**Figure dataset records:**

** START **

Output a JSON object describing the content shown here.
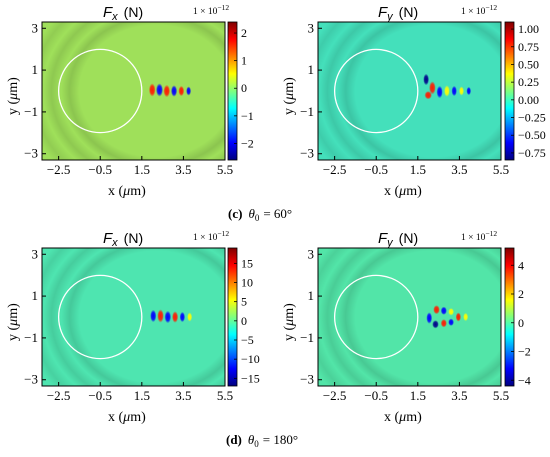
{
  "panels": [
    {
      "title_symbol": "F",
      "title_sub": "x",
      "title_unit": "(N)",
      "scale": "1 × 10",
      "scale_exp": "−12",
      "colorbar_ticks": [
        "2",
        "1",
        "0",
        "−1",
        "−2"
      ],
      "colorbar_values": [
        2,
        1,
        0,
        -1,
        -2
      ],
      "colorbar_range": [
        -2.6,
        2.4
      ],
      "background": "#9fe05a",
      "pattern": "fx-60"
    },
    {
      "title_symbol": "F",
      "title_sub": "y",
      "title_unit": "(N)",
      "scale": "1 × 10",
      "scale_exp": "−12",
      "colorbar_ticks": [
        "1.00",
        "0.75",
        "0.50",
        "0.25",
        "0.00",
        "−0.25",
        "−0.50",
        "−0.75"
      ],
      "colorbar_values": [
        1.0,
        0.75,
        0.5,
        0.25,
        0.0,
        -0.25,
        -0.5,
        -0.75
      ],
      "colorbar_range": [
        -0.85,
        1.1
      ],
      "background": "#44e0bb",
      "pattern": "fy-60"
    },
    {
      "title_symbol": "F",
      "title_sub": "x",
      "title_unit": "(N)",
      "scale": "1 × 10",
      "scale_exp": "−12",
      "colorbar_ticks": [
        "15",
        "10",
        "5",
        "0",
        "−5",
        "−10",
        "−15"
      ],
      "colorbar_values": [
        15,
        10,
        5,
        0,
        -5,
        -10,
        -15
      ],
      "colorbar_range": [
        -17,
        19
      ],
      "background": "#4ee5b0",
      "pattern": "fx-180"
    },
    {
      "title_symbol": "F",
      "title_sub": "y",
      "title_unit": "(N)",
      "scale": "1 × 10",
      "scale_exp": "−12",
      "colorbar_ticks": [
        "4",
        "2",
        "0",
        "−2",
        "−4"
      ],
      "colorbar_values": [
        4,
        2,
        0,
        -2,
        -4
      ],
      "colorbar_range": [
        -4.4,
        5.2
      ],
      "background": "#52e5a8",
      "pattern": "fy-180"
    }
  ],
  "axes": {
    "x_ticks": [
      "−2.5",
      "−0.5",
      "1.5",
      "3.5",
      "5.5"
    ],
    "x_values": [
      -2.5,
      -0.5,
      1.5,
      3.5,
      5.5
    ],
    "x_range": [
      -3.3,
      5.5
    ],
    "y_ticks": [
      "3",
      "1",
      "−1",
      "−3"
    ],
    "y_values": [
      3,
      1,
      -1,
      -3
    ],
    "y_range": [
      -3.3,
      3.3
    ],
    "xlabel_prefix": "x (",
    "xlabel_mu": "μ",
    "xlabel_suffix": "m)",
    "ylabel_prefix": "y (",
    "ylabel_mu": "μ",
    "ylabel_suffix": "m)"
  },
  "sphere": {
    "cx": -0.5,
    "cy": 0,
    "r": 2.0,
    "color": "#ffffff"
  },
  "captions": [
    {
      "letter": "(c)",
      "theta": "θ",
      "sub": "0",
      "value": "= 60°"
    },
    {
      "letter": "(d)",
      "theta": "θ",
      "sub": "0",
      "value": "= 180°"
    }
  ],
  "colormap": [
    "#00007f",
    "#0000ff",
    "#007fff",
    "#00ffff",
    "#7fff7f",
    "#ffff00",
    "#ff7f00",
    "#ff0000",
    "#7f0000"
  ]
}
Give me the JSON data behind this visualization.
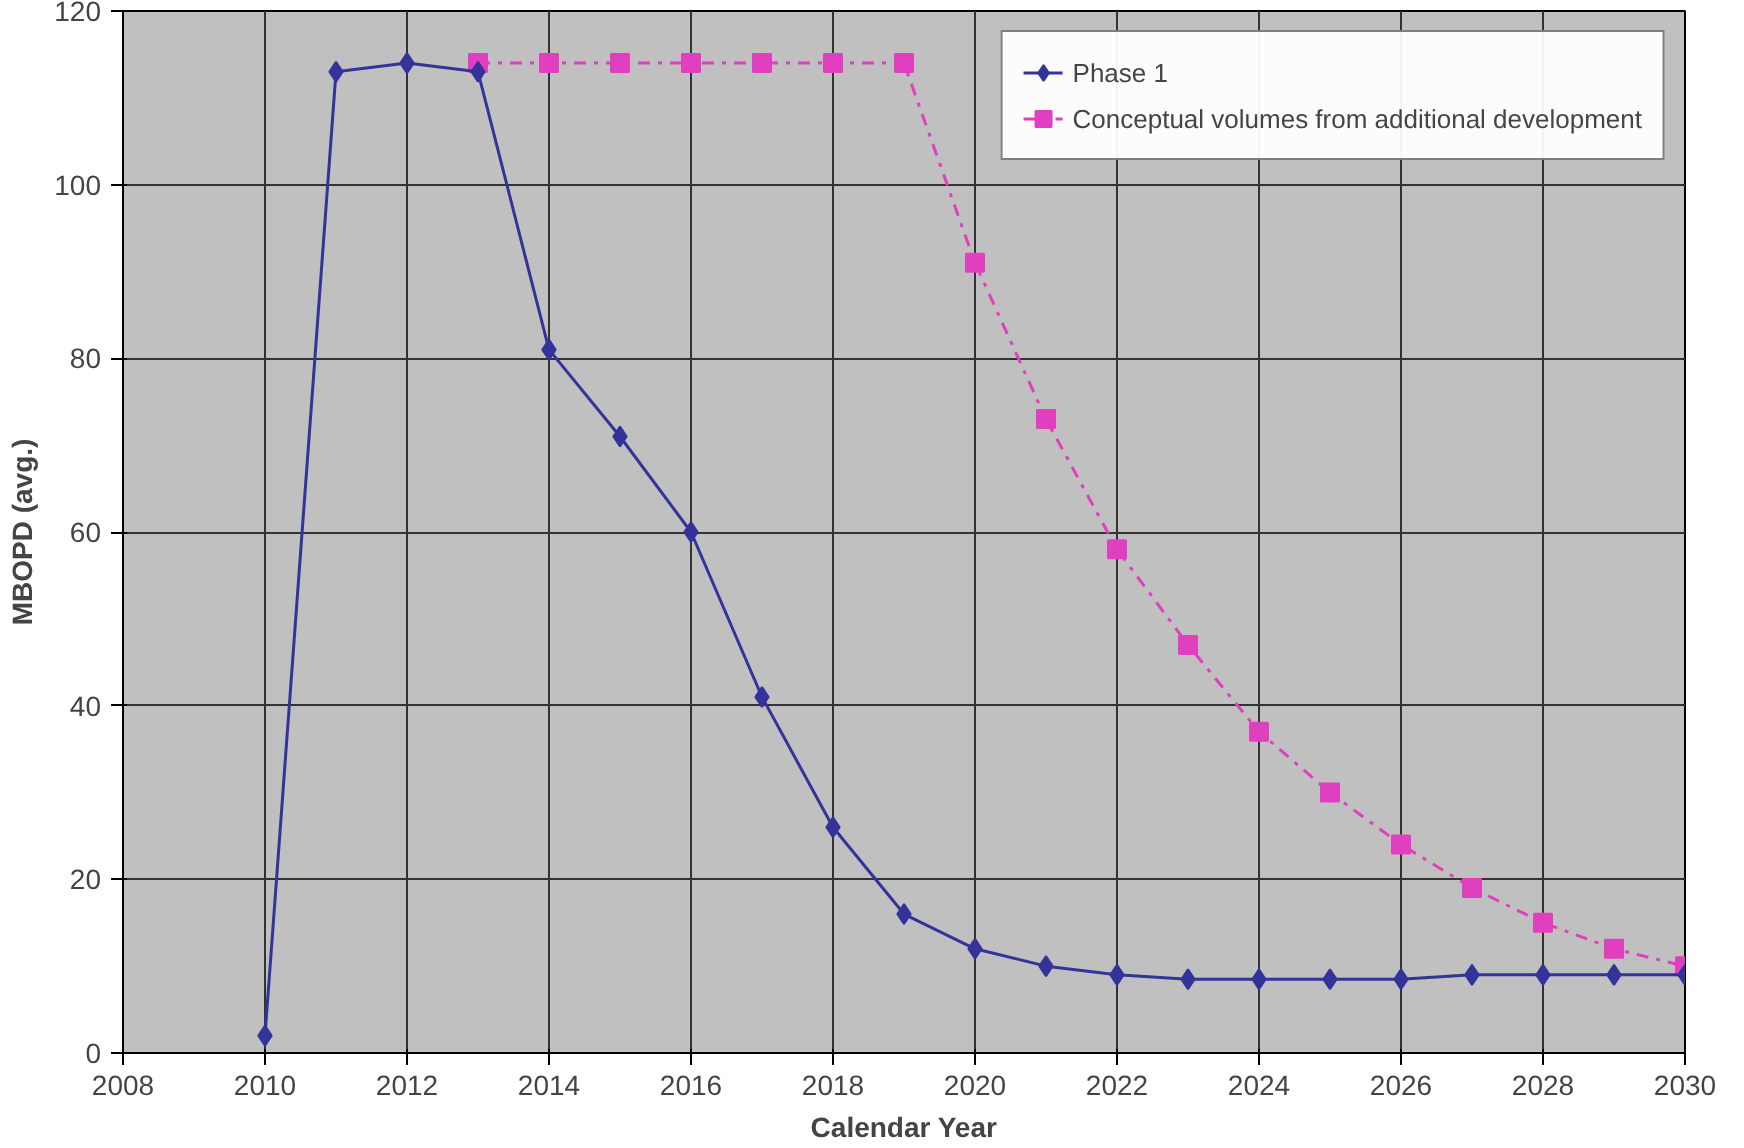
{
  "chart_data": {
    "type": "line",
    "xlabel": "Calendar Year",
    "ylabel": "MBOPD (avg.)",
    "xlim": [
      2008,
      2030
    ],
    "xticks": [
      2008,
      2010,
      2012,
      2014,
      2016,
      2018,
      2020,
      2022,
      2024,
      2026,
      2028,
      2030
    ],
    "ylim": [
      0,
      120
    ],
    "yticks": [
      0,
      20,
      40,
      60,
      80,
      100,
      120
    ],
    "grid": true,
    "legend": "top right",
    "series": [
      {
        "name": "Phase 1",
        "color": "#333399",
        "marker": "diamond",
        "line_style": "solid",
        "x": [
          2010,
          2011,
          2012,
          2013,
          2014,
          2015,
          2016,
          2017,
          2018,
          2019,
          2020,
          2021,
          2022,
          2023,
          2024,
          2025,
          2026,
          2027,
          2028,
          2029,
          2030
        ],
        "values": [
          2,
          113,
          114,
          113,
          81,
          71,
          60,
          41,
          26,
          16,
          12,
          10,
          9,
          8.5,
          8.5,
          8.5,
          8.5,
          9,
          9,
          9,
          9
        ]
      },
      {
        "name": "Conceptual volumes from additional development",
        "color": "#e040c0",
        "marker": "square",
        "line_style": "dashdot",
        "x": [
          2013,
          2014,
          2015,
          2016,
          2017,
          2018,
          2019,
          2020,
          2021,
          2022,
          2023,
          2024,
          2025,
          2026,
          2027,
          2028,
          2029,
          2030
        ],
        "values": [
          114,
          114,
          114,
          114,
          114,
          114,
          114,
          91,
          73,
          58,
          47,
          37,
          30,
          24,
          19,
          15,
          12,
          10
        ]
      }
    ]
  }
}
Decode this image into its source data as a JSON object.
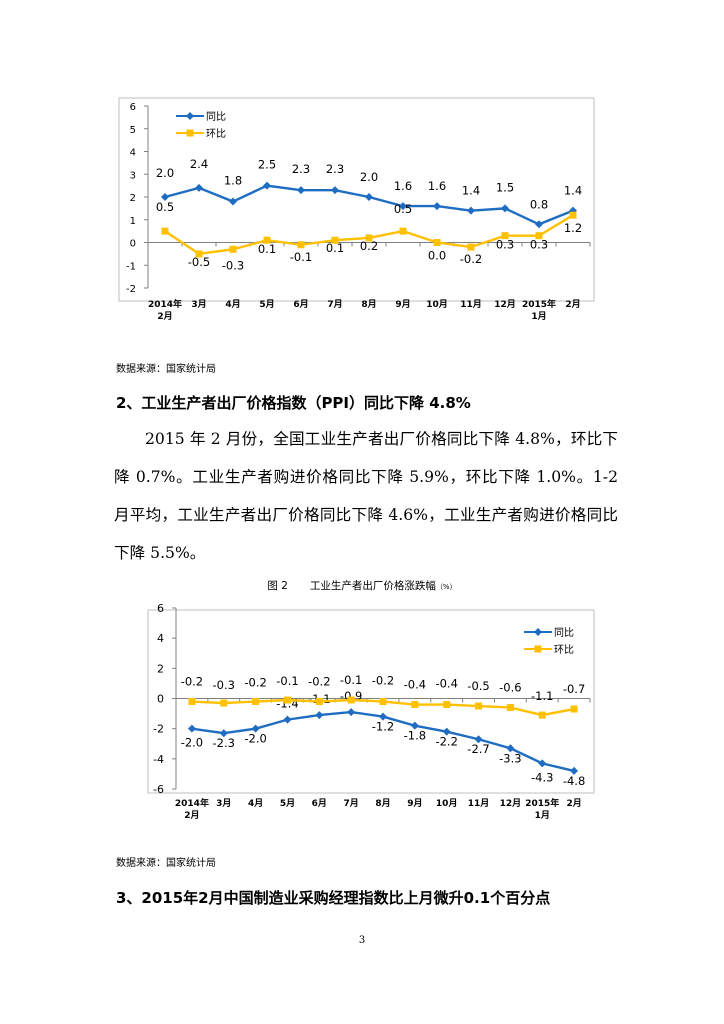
{
  "chart_data": [
    {
      "type": "line",
      "title": "",
      "categories": [
        "2014年\n2月",
        "3月",
        "4月",
        "5月",
        "6月",
        "7月",
        "8月",
        "9月",
        "10月",
        "11月",
        "12月",
        "2015年\n1月",
        "2月"
      ],
      "series": [
        {
          "name": "同比",
          "color": "#1f6dc2",
          "marker": "diamond",
          "values": [
            2.0,
            2.4,
            1.8,
            2.5,
            2.3,
            2.3,
            2.0,
            1.6,
            1.6,
            1.4,
            1.5,
            0.8,
            1.4
          ],
          "labels": [
            "2.0",
            "2.4",
            "1.8",
            "2.5",
            "2.3",
            "2.3",
            "2.0",
            "1.6",
            "1.6",
            "1.4",
            "1.5",
            "0.8",
            "1.4"
          ]
        },
        {
          "name": "环比",
          "color": "#ffc000",
          "marker": "square",
          "values": [
            0.5,
            -0.5,
            -0.3,
            0.1,
            -0.1,
            0.1,
            0.2,
            0.5,
            0.0,
            -0.2,
            0.3,
            0.3,
            1.2
          ],
          "labels": [
            "0.5",
            "-0.5",
            "-0.3",
            "0.1",
            "-0.1",
            "0.1",
            "0.2",
            "0.5",
            "0.0",
            "-0.2",
            "0.3",
            "0.3",
            "1.2"
          ]
        }
      ],
      "ylim": [
        -2,
        6
      ],
      "yticks": [
        "6",
        "5",
        "4",
        "3",
        "2",
        "1",
        "0",
        "-1",
        "-2"
      ],
      "ytick_values": [
        6,
        5,
        4,
        3,
        2,
        1,
        0,
        -1,
        -2
      ],
      "legend": "top-left",
      "grid": false
    },
    {
      "type": "line",
      "title": "",
      "categories": [
        "2014年\n2月",
        "3月",
        "4月",
        "5月",
        "6月",
        "7月",
        "8月",
        "9月",
        "10月",
        "11月",
        "12月",
        "2015年\n1月",
        "2月"
      ],
      "series": [
        {
          "name": "同比",
          "color": "#1f6dc2",
          "marker": "diamond",
          "values": [
            -2.0,
            -2.3,
            -2.0,
            -1.4,
            -1.1,
            -0.9,
            -1.2,
            -1.8,
            -2.2,
            -2.7,
            -3.3,
            -4.3,
            -4.8
          ],
          "labels": [
            "-2.0",
            "-2.3",
            "-2.0",
            "-1.4",
            "-1.1",
            "-0.9",
            "-1.2",
            "-1.8",
            "-2.2",
            "-2.7",
            "-3.3",
            "-4.3",
            "-4.8"
          ]
        },
        {
          "name": "环比",
          "color": "#ffc000",
          "marker": "square",
          "values": [
            -0.2,
            -0.3,
            -0.2,
            -0.1,
            -0.2,
            -0.1,
            -0.2,
            -0.4,
            -0.4,
            -0.5,
            -0.6,
            -1.1,
            -0.7
          ],
          "labels": [
            "-0.2",
            "-0.3",
            "-0.2",
            "-0.1",
            "-0.2",
            "-0.1",
            "-0.2",
            "-0.4",
            "-0.4",
            "-0.5",
            "-0.6",
            "-1.1",
            "-0.7"
          ]
        }
      ],
      "ylim": [
        -6,
        6
      ],
      "yticks": [
        "6",
        "4",
        "2",
        "0",
        "-2",
        "-4",
        "-6"
      ],
      "ytick_values": [
        6,
        4,
        2,
        0,
        -2,
        -4,
        -6
      ],
      "legend": "top-right",
      "grid": false
    }
  ],
  "source1": "数据来源：国家统计局",
  "heading2": "2、工业生产者出厂价格指数（PPI）同比下降 4.8%",
  "paragraph": "2015 年 2 月份，全国工业生产者出厂价格同比下降 4.8%，环比下降 0.7%。工业生产者购进价格同比下降 5.9%，环比下降 1.0%。1-2 月平均，工业生产者出厂价格同比下降 4.6%，工业生产者购进价格同比下降 5.5%。",
  "figure2": {
    "label": "图 2",
    "title": "工业生产者出厂价格涨跌幅",
    "unit": "（%）"
  },
  "source2": "数据来源：国家统计局",
  "heading3": "3、2015年2月中国制造业采购经理指数比上月微升0.1个百分点",
  "page_number": "3"
}
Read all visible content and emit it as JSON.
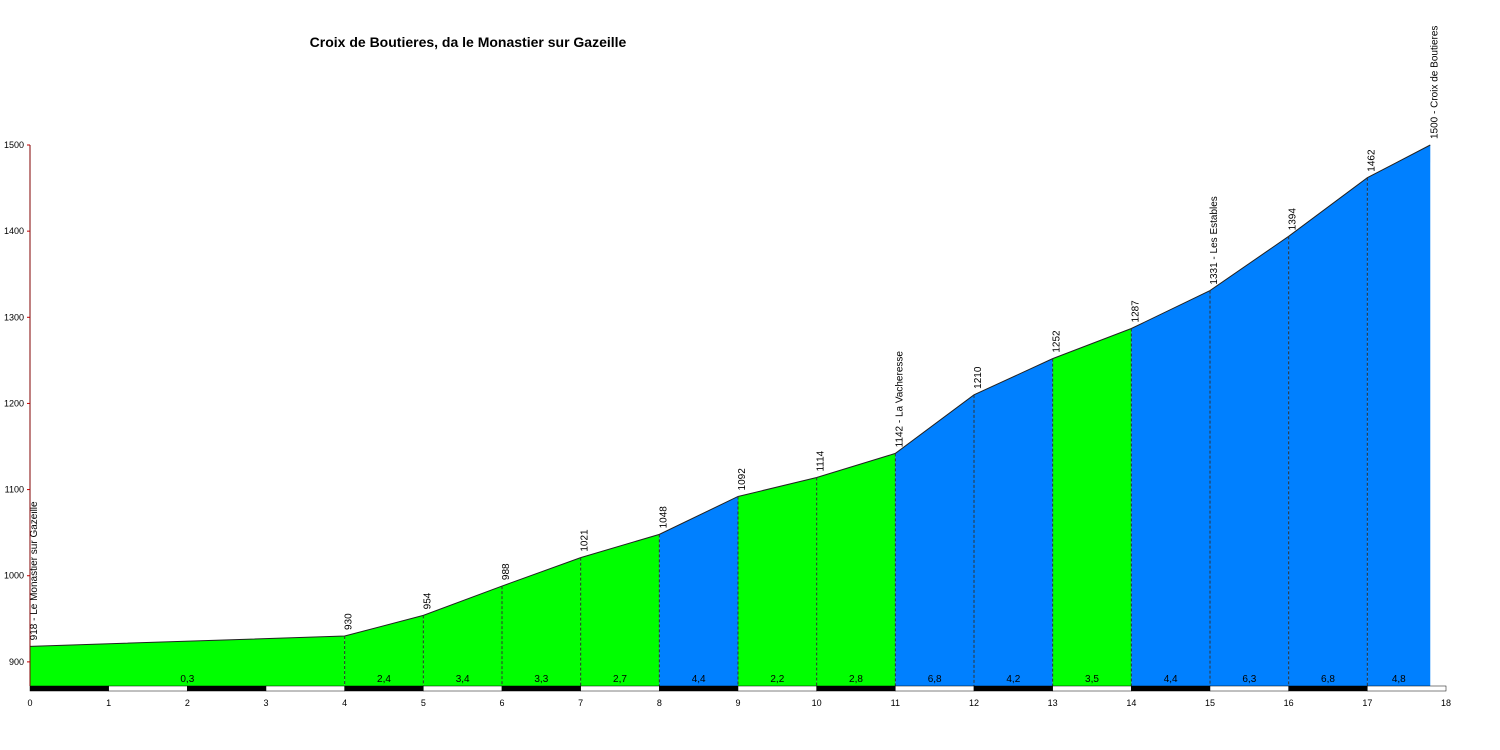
{
  "chart_data": {
    "type": "area",
    "title": "Croix de Boutieres, da le Monastier sur Gazeille",
    "x": [
      0,
      4,
      5,
      6,
      7,
      8,
      9,
      10,
      11,
      12,
      13,
      14,
      15,
      16,
      17,
      17.8
    ],
    "values": [
      918,
      930,
      954,
      988,
      1021,
      1048,
      1092,
      1114,
      1142,
      1210,
      1252,
      1287,
      1331,
      1394,
      1462,
      1500
    ],
    "value_labels": [
      "918 - Le Monastier sur Gazeille",
      "930",
      "954",
      "988",
      "1021",
      "1048",
      "1092",
      "1114",
      "1142 - La Vacheresse",
      "1210",
      "1252",
      "1287",
      "1331 - Les Estables",
      "1394",
      "1462",
      "1500 - Croix de Boutieres"
    ],
    "segments": {
      "values": [
        0.3,
        2.4,
        3.4,
        3.3,
        2.7,
        4.4,
        2.2,
        2.8,
        6.8,
        4.2,
        3.5,
        4.4,
        6.3,
        6.8,
        4.8
      ],
      "value_labels": [
        "0,3",
        "2,4",
        "3,4",
        "3,3",
        "2,7",
        "4,4",
        "2,2",
        "2,8",
        "6,8",
        "4,2",
        "3,5",
        "4,4",
        "6,3",
        "6,8",
        "4,8"
      ],
      "colors": [
        "#00ff00",
        "#00ff00",
        "#00ff00",
        "#00ff00",
        "#00ff00",
        "#0080ff",
        "#00ff00",
        "#00ff00",
        "#0080ff",
        "#0080ff",
        "#00ff00",
        "#0080ff",
        "#0080ff",
        "#0080ff",
        "#0080ff"
      ]
    },
    "xlim": [
      0,
      18
    ],
    "xticks": [
      0,
      1,
      2,
      3,
      4,
      5,
      6,
      7,
      8,
      9,
      10,
      11,
      12,
      13,
      14,
      15,
      16,
      17,
      18
    ],
    "ylim": [
      872,
      1500
    ],
    "yticks": [
      900,
      1000,
      1100,
      1200,
      1300,
      1400,
      1500
    ]
  }
}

** END **

Report the number of lines in the listing that include the string "type"; give nothing but the number.

**TASK RESULT:**
4